**TO DO**. Please transcribe the rows below, from the line with "Text: 12-DEC-1996: 12-DEC-1996" to the line with "Text: 3: 3 [26,510,34,520]", both lines included, character for character.

**EXERCISE INPUTS**.
******

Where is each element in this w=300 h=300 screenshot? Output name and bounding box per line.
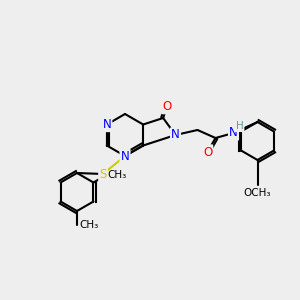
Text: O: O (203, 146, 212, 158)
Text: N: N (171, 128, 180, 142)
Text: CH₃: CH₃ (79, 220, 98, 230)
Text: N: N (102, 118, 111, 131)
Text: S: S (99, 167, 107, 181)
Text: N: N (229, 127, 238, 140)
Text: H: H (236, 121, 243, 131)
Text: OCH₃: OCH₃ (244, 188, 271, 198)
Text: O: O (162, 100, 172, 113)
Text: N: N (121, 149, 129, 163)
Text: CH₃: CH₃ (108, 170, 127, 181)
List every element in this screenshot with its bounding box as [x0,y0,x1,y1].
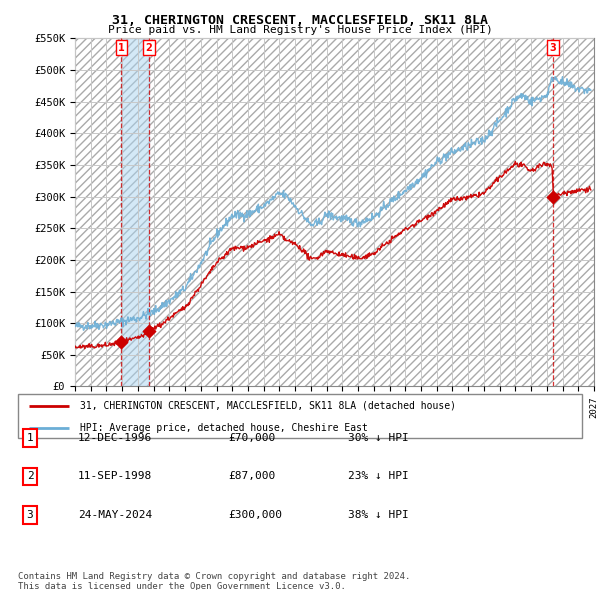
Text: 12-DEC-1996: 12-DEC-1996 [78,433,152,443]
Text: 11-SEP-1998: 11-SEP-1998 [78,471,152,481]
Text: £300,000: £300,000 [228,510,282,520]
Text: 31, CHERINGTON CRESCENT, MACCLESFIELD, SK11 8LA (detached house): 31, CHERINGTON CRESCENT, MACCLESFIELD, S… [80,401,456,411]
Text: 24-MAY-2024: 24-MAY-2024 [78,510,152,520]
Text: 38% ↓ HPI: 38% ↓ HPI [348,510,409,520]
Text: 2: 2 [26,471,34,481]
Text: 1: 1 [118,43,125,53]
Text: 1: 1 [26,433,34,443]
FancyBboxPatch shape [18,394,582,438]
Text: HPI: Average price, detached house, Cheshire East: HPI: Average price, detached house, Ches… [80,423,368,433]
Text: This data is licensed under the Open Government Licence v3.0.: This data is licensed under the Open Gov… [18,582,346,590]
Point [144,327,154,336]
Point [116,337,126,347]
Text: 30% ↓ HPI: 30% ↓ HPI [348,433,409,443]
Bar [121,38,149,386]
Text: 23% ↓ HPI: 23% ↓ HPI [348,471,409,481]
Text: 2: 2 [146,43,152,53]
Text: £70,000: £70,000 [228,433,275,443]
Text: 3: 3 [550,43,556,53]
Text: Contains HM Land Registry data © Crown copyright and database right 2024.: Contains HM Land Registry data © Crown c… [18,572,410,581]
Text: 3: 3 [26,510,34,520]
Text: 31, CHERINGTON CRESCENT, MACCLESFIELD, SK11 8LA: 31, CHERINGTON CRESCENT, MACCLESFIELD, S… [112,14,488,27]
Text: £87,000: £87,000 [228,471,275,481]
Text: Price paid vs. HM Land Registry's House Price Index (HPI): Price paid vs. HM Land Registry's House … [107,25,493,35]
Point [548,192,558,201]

******

**FULL RESPONSE**.
Text: 12-DEC-1996: 12-DEC-1996 [78,433,152,443]
Text: 11-SEP-1998: 11-SEP-1998 [78,471,152,481]
Text: £300,000: £300,000 [228,510,282,520]
Text: 31, CHERINGTON CRESCENT, MACCLESFIELD, SK11 8LA (detached house): 31, CHERINGTON CRESCENT, MACCLESFIELD, S… [80,401,456,411]
Text: 24-MAY-2024: 24-MAY-2024 [78,510,152,520]
Text: 38% ↓ HPI: 38% ↓ HPI [348,510,409,520]
Text: 2: 2 [26,471,34,481]
Text: 1: 1 [118,43,125,53]
Text: 1: 1 [26,433,34,443]
FancyBboxPatch shape [18,394,582,438]
Text: HPI: Average price, detached house, Cheshire East: HPI: Average price, detached house, Ches… [80,423,368,433]
Text: This data is licensed under the Open Government Licence v3.0.: This data is licensed under the Open Gov… [18,582,346,590]
Point [144,327,154,336]
Point [116,337,126,347]
Text: 30% ↓ HPI: 30% ↓ HPI [348,433,409,443]
Bar [121,38,149,386]
Text: 23% ↓ HPI: 23% ↓ HPI [348,471,409,481]
Text: 2: 2 [146,43,152,53]
Text: £70,000: £70,000 [228,433,275,443]
Text: 3: 3 [550,43,556,53]
Text: Contains HM Land Registry data © Crown copyright and database right 2024.: Contains HM Land Registry data © Crown c… [18,572,410,581]
Text: 3: 3 [26,510,34,520]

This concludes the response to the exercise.